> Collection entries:
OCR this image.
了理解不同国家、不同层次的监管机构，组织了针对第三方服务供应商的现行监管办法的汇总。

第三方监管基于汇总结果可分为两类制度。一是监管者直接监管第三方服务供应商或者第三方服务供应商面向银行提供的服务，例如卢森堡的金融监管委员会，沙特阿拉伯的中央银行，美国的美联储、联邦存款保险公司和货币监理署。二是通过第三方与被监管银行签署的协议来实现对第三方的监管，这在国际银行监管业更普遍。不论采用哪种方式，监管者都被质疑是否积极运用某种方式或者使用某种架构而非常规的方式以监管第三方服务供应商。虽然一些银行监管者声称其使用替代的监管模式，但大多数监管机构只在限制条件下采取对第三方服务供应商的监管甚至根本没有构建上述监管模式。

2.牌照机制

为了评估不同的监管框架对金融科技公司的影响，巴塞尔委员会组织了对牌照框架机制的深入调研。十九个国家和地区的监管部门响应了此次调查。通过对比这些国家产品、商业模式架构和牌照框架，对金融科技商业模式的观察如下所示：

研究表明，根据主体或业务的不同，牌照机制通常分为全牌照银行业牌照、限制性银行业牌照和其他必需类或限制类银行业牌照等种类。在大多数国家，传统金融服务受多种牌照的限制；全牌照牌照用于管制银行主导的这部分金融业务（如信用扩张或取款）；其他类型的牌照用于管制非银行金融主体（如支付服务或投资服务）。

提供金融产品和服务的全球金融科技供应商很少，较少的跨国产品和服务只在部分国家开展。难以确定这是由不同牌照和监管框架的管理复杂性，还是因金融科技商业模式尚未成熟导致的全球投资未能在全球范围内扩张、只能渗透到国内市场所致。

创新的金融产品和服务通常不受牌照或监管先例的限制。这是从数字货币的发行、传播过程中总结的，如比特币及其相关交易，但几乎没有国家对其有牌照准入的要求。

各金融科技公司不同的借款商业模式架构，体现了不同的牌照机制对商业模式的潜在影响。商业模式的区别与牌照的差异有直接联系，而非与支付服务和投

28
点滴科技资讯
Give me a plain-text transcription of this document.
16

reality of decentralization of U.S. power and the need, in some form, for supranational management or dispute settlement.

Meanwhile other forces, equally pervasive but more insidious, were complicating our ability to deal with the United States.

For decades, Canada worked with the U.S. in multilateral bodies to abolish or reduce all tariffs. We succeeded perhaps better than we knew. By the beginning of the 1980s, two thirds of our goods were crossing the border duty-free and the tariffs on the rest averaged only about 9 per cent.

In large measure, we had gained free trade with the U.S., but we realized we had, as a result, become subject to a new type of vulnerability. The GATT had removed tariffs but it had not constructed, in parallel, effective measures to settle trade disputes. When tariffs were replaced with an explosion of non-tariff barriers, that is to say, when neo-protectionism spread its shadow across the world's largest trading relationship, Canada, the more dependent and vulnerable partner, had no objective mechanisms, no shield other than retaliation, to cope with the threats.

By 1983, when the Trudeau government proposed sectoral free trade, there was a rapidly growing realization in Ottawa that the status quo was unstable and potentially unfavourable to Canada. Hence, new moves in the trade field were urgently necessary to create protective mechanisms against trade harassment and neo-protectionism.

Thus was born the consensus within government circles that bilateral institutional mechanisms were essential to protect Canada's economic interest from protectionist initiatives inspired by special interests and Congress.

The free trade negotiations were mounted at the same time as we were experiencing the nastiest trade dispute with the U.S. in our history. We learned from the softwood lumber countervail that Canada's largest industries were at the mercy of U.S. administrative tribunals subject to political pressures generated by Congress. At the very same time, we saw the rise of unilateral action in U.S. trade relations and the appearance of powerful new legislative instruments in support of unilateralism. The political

> WHAT TO PRODUCE: Copy down every line of the entries containing the word "this".

> FINISHED TASK:
OCR this image.
Give me a plain-text transcription of this document.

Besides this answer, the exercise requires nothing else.